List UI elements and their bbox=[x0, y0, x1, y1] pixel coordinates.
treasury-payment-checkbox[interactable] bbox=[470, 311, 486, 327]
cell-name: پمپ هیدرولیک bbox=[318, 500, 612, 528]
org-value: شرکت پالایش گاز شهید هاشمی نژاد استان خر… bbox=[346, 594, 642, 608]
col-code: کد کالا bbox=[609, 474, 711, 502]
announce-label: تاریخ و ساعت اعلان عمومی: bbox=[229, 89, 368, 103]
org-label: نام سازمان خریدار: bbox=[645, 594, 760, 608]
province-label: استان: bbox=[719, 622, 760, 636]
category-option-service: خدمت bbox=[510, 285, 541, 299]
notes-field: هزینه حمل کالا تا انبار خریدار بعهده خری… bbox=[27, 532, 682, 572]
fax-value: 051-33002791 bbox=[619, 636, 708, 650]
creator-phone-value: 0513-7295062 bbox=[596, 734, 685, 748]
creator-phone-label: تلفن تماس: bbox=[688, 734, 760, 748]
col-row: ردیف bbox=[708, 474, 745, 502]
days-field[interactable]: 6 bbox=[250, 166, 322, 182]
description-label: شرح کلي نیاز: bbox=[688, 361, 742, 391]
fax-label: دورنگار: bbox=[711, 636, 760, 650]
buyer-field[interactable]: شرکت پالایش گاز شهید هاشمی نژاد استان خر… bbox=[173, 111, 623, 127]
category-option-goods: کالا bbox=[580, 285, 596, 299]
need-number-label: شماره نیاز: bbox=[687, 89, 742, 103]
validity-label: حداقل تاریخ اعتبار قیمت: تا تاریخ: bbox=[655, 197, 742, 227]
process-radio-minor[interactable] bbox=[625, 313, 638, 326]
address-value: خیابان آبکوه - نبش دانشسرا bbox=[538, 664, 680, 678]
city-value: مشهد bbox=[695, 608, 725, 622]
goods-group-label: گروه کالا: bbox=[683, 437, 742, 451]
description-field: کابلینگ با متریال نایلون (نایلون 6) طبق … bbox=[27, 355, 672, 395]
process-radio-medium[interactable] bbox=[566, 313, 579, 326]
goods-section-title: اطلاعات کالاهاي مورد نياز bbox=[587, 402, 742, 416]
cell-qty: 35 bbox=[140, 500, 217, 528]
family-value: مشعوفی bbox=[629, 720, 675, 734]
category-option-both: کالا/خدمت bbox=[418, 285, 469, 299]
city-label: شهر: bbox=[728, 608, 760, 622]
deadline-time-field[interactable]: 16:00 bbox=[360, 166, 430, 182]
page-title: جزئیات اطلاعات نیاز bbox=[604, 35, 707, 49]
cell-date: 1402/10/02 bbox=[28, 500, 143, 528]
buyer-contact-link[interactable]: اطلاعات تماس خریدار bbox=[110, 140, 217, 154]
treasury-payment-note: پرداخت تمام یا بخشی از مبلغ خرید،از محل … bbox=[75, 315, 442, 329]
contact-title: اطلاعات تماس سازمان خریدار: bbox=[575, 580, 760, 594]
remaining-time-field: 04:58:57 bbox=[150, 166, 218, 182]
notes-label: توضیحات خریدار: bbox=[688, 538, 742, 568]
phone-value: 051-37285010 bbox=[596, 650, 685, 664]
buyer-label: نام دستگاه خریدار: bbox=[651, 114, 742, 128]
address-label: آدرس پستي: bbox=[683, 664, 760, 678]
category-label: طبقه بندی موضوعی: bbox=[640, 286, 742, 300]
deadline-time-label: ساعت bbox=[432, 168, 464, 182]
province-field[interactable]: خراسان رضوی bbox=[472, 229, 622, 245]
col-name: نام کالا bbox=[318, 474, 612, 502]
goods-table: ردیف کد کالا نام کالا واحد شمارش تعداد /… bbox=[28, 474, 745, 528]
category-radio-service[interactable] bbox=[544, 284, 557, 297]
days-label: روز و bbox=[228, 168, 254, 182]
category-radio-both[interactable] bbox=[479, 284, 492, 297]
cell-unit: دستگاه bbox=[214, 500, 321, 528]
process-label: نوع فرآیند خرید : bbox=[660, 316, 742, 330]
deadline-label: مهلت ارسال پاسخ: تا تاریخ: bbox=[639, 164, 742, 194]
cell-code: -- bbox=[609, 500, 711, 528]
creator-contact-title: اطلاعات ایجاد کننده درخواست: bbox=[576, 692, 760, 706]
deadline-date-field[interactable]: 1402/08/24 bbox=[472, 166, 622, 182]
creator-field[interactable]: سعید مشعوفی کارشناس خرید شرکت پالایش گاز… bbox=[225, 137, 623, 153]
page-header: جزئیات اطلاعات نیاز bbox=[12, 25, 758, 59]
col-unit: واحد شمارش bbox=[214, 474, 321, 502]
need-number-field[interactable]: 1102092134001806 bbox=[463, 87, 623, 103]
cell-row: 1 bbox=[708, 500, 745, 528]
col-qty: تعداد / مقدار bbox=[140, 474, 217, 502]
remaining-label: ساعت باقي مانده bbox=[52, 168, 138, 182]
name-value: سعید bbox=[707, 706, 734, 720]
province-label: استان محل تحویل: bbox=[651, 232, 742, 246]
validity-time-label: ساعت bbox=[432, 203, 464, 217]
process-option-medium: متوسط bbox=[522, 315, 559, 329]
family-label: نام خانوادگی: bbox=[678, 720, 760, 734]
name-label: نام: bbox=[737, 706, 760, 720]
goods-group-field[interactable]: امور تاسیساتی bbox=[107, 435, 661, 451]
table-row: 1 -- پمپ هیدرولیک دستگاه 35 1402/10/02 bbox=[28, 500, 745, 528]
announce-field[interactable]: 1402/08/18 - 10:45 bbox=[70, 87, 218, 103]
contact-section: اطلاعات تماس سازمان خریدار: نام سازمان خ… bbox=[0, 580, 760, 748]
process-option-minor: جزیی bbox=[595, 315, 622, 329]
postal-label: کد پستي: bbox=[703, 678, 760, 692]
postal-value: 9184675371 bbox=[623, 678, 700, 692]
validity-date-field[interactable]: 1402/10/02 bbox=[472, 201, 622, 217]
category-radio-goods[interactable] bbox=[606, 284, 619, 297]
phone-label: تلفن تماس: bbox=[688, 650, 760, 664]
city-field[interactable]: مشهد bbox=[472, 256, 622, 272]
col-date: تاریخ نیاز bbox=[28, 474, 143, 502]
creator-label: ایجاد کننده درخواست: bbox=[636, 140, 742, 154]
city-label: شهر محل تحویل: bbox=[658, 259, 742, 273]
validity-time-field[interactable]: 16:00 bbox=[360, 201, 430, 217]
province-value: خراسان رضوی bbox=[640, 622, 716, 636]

▬▬▬▬▬▬▬▬▬▬

» REQUIREMENTS:
Reproduce every line of the listing above verbatim, with no changes.

» SOLVED EXERCISE:
List UI elements and their bbox=[x0, y0, x1, y1] pixel coordinates.
treasury-payment-checkbox[interactable] bbox=[470, 311, 486, 327]
cell-name: پمپ هیدرولیک bbox=[318, 500, 612, 528]
org-value: شرکت پالایش گاز شهید هاشمی نژاد استان خر… bbox=[346, 594, 642, 608]
col-code: کد کالا bbox=[609, 474, 711, 502]
announce-label: تاریخ و ساعت اعلان عمومی: bbox=[229, 89, 368, 103]
org-label: نام سازمان خریدار: bbox=[645, 594, 760, 608]
province-label: استان: bbox=[719, 622, 760, 636]
category-option-service: خدمت bbox=[510, 285, 541, 299]
notes-field: هزینه حمل کالا تا انبار خریدار بعهده خری… bbox=[27, 532, 682, 572]
fax-value: 051-33002791 bbox=[619, 636, 708, 650]
creator-phone-value: 0513-7295062 bbox=[596, 734, 685, 748]
creator-phone-label: تلفن تماس: bbox=[688, 734, 760, 748]
col-row: ردیف bbox=[708, 474, 745, 502]
days-field[interactable]: 6 bbox=[250, 166, 322, 182]
description-label: شرح کلي نیاز: bbox=[688, 361, 742, 391]
fax-label: دورنگار: bbox=[711, 636, 760, 650]
buyer-field[interactable]: شرکت پالایش گاز شهید هاشمی نژاد استان خر… bbox=[173, 111, 623, 127]
category-option-goods: کالا bbox=[580, 285, 596, 299]
need-number-label: شماره نیاز: bbox=[687, 89, 742, 103]
validity-label: حداقل تاریخ اعتبار قیمت: تا تاریخ: bbox=[655, 197, 742, 227]
process-radio-minor[interactable] bbox=[625, 313, 638, 326]
address-value: خیابان آبکوه - نبش دانشسرا bbox=[538, 664, 680, 678]
city-value: مشهد bbox=[695, 608, 725, 622]
goods-group-label: گروه کالا: bbox=[683, 437, 742, 451]
description-field: کابلینگ با متریال نایلون (نایلون 6) طبق … bbox=[27, 355, 672, 395]
process-radio-medium[interactable] bbox=[566, 313, 579, 326]
goods-section-title: اطلاعات کالاهاي مورد نياز bbox=[587, 402, 742, 416]
cell-qty: 35 bbox=[140, 500, 217, 528]
family-value: مشعوفی bbox=[629, 720, 675, 734]
category-option-both: کالا/خدمت bbox=[418, 285, 469, 299]
city-label: شهر: bbox=[728, 608, 760, 622]
deadline-time-field[interactable]: 16:00 bbox=[360, 166, 430, 182]
page-title: جزئیات اطلاعات نیاز bbox=[604, 35, 707, 49]
cell-date: 1402/10/02 bbox=[28, 500, 143, 528]
buyer-contact-link[interactable]: اطلاعات تماس خریدار bbox=[110, 140, 217, 154]
treasury-payment-note: پرداخت تمام یا بخشی از مبلغ خرید،از محل … bbox=[75, 315, 442, 329]
contact-title: اطلاعات تماس سازمان خریدار: bbox=[575, 580, 760, 594]
remaining-time-field: 04:58:57 bbox=[150, 166, 218, 182]
notes-label: توضیحات خریدار: bbox=[688, 538, 742, 568]
phone-value: 051-37285010 bbox=[596, 650, 685, 664]
buyer-label: نام دستگاه خریدار: bbox=[651, 114, 742, 128]
address-label: آدرس پستي: bbox=[683, 664, 760, 678]
category-label: طبقه بندی موضوعی: bbox=[640, 286, 742, 300]
deadline-time-label: ساعت bbox=[432, 168, 464, 182]
province-field[interactable]: خراسان رضوی bbox=[472, 229, 622, 245]
col-name: نام کالا bbox=[318, 474, 612, 502]
goods-table: ردیف کد کالا نام کالا واحد شمارش تعداد /… bbox=[28, 474, 745, 528]
category-radio-service[interactable] bbox=[544, 284, 557, 297]
days-label: روز و bbox=[228, 168, 254, 182]
category-radio-both[interactable] bbox=[479, 284, 492, 297]
cell-unit: دستگاه bbox=[214, 500, 321, 528]
process-label: نوع فرآیند خرید : bbox=[660, 316, 742, 330]
deadline-label: مهلت ارسال پاسخ: تا تاریخ: bbox=[639, 164, 742, 194]
cell-code: -- bbox=[609, 500, 711, 528]
creator-contact-title: اطلاعات ایجاد کننده درخواست: bbox=[576, 692, 760, 706]
deadline-date-field[interactable]: 1402/08/24 bbox=[472, 166, 622, 182]
creator-field[interactable]: سعید مشعوفی کارشناس خرید شرکت پالایش گاز… bbox=[225, 137, 623, 153]
page-header: جزئیات اطلاعات نیاز bbox=[12, 25, 758, 59]
col-unit: واحد شمارش bbox=[214, 474, 321, 502]
need-number-field[interactable]: 1102092134001806 bbox=[463, 87, 623, 103]
cell-row: 1 bbox=[708, 500, 745, 528]
col-qty: تعداد / مقدار bbox=[140, 474, 217, 502]
remaining-label: ساعت باقي مانده bbox=[52, 168, 138, 182]
name-value: سعید bbox=[707, 706, 734, 720]
province-label: استان محل تحویل: bbox=[651, 232, 742, 246]
validity-time-label: ساعت bbox=[432, 203, 464, 217]
process-option-medium: متوسط bbox=[522, 315, 559, 329]
family-label: نام خانوادگی: bbox=[678, 720, 760, 734]
name-label: نام: bbox=[737, 706, 760, 720]
goods-group-field[interactable]: امور تاسیساتی bbox=[107, 435, 661, 451]
table-row: 1 -- پمپ هیدرولیک دستگاه 35 1402/10/02 bbox=[28, 500, 745, 528]
announce-field[interactable]: 1402/08/18 - 10:45 bbox=[70, 87, 218, 103]
contact-section: اطلاعات تماس سازمان خریدار: نام سازمان خ… bbox=[0, 580, 760, 748]
process-option-minor: جزیی bbox=[595, 315, 622, 329]
postal-label: کد پستي: bbox=[703, 678, 760, 692]
postal-value: 9184675371 bbox=[623, 678, 700, 692]
validity-date-field[interactable]: 1402/10/02 bbox=[472, 201, 622, 217]
category-radio-goods[interactable] bbox=[606, 284, 619, 297]
phone-label: تلفن تماس: bbox=[688, 650, 760, 664]
city-field[interactable]: مشهد bbox=[472, 256, 622, 272]
col-date: تاریخ نیاز bbox=[28, 474, 143, 502]
creator-label: ایجاد کننده درخواست: bbox=[636, 140, 742, 154]
city-label: شهر محل تحویل: bbox=[658, 259, 742, 273]
validity-time-field[interactable]: 16:00 bbox=[360, 201, 430, 217]
province-value: خراسان رضوی bbox=[640, 622, 716, 636]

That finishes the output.